> [Data shown]

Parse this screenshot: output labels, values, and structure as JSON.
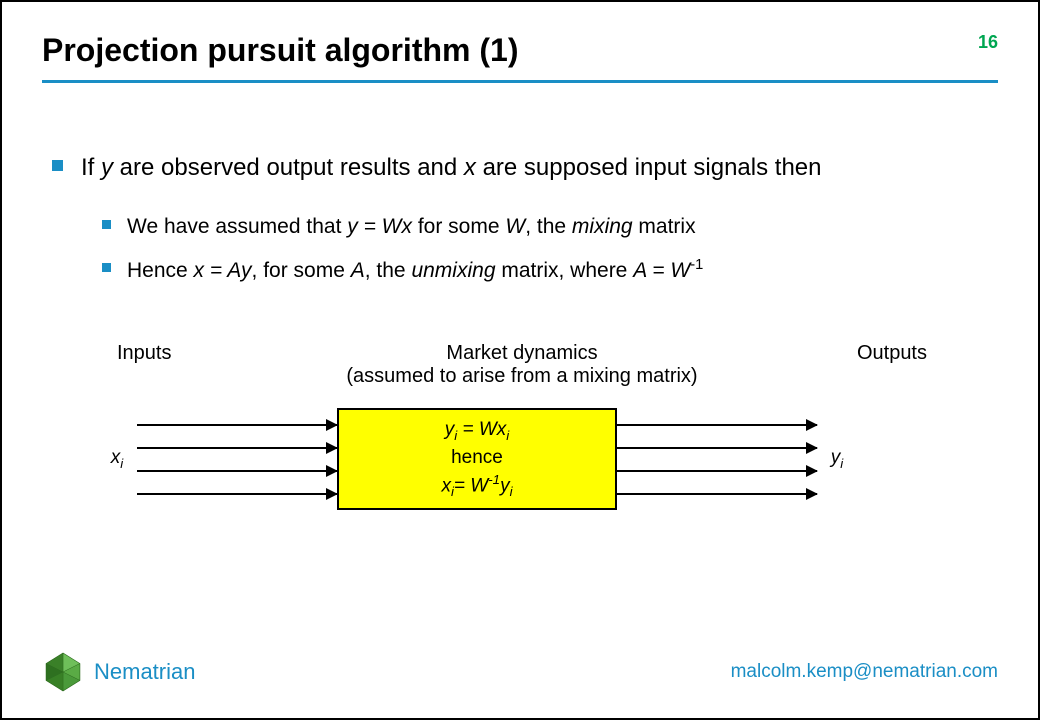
{
  "slide": {
    "title": "Projection pursuit algorithm (1)",
    "number": "16"
  },
  "bullets": {
    "b1": {
      "pre": "If ",
      "y": "y",
      "mid1": " are observed output results and ",
      "x": "x",
      "tail": " are supposed input signals then"
    },
    "b2": {
      "pre": "We have assumed that ",
      "eq": "y = Wx",
      "mid": " for some ",
      "W": "W",
      "mid2": ", the ",
      "mix": "mixing",
      "tail": " matrix"
    },
    "b3": {
      "pre": "Hence ",
      "eq": "x = Ay",
      "mid": ", for some ",
      "A": "A",
      "mid2": ", the ",
      "unmix": "unmixing",
      "mid3": " matrix, where ",
      "eq2_lhs": "A = W",
      "sup": "-1"
    }
  },
  "diagram": {
    "inputs_label": "Inputs",
    "mid_label_line1": "Market dynamics",
    "mid_label_line2": "(assumed to arise from a mixing matrix)",
    "outputs_label": "Outputs",
    "x_var": "x",
    "x_sub": "i",
    "y_var": "y",
    "y_sub": "i",
    "box_line1_lhs_y": "y",
    "box_line1_lhs_sub": "i",
    "box_line1_eq": " = Wx",
    "box_line1_rhs_sub": "i",
    "box_line2": "hence",
    "box_line3_lhs_x": "x",
    "box_line3_lhs_sub": "i",
    "box_line3_eq": "= W",
    "box_line3_sup": "-1",
    "box_line3_rhs_y": "y",
    "box_line3_rhs_sub": "i"
  },
  "footer": {
    "brand": "Nematrian",
    "email": "malcolm.kemp@nematrian.com"
  }
}
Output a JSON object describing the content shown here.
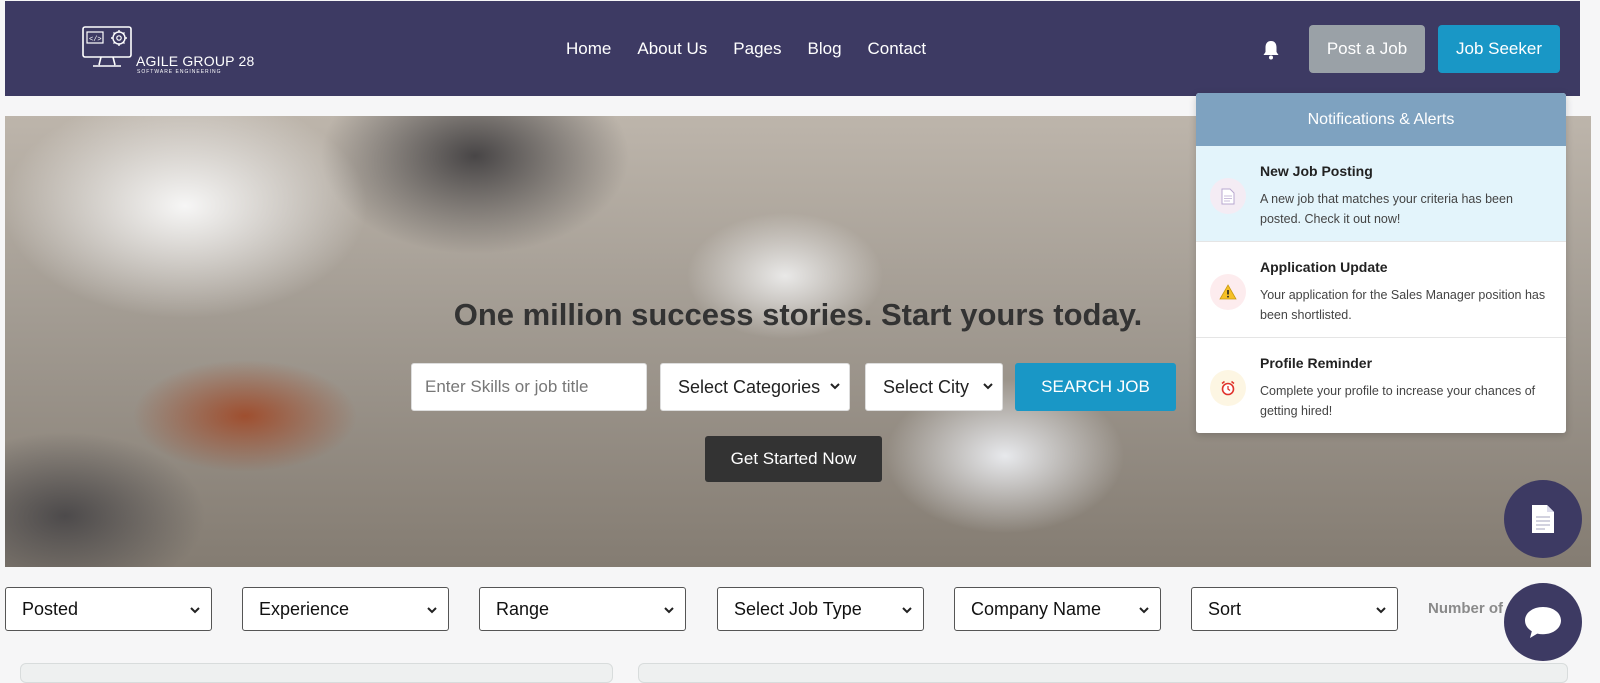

> [Exercise instructions] Copy, from the material above, each line in which the string "JSON" occurs.

> [Completed task]
Parse this screenshot: output labels, values, and structure as JSON.
Output a JSON object describing the content shown here.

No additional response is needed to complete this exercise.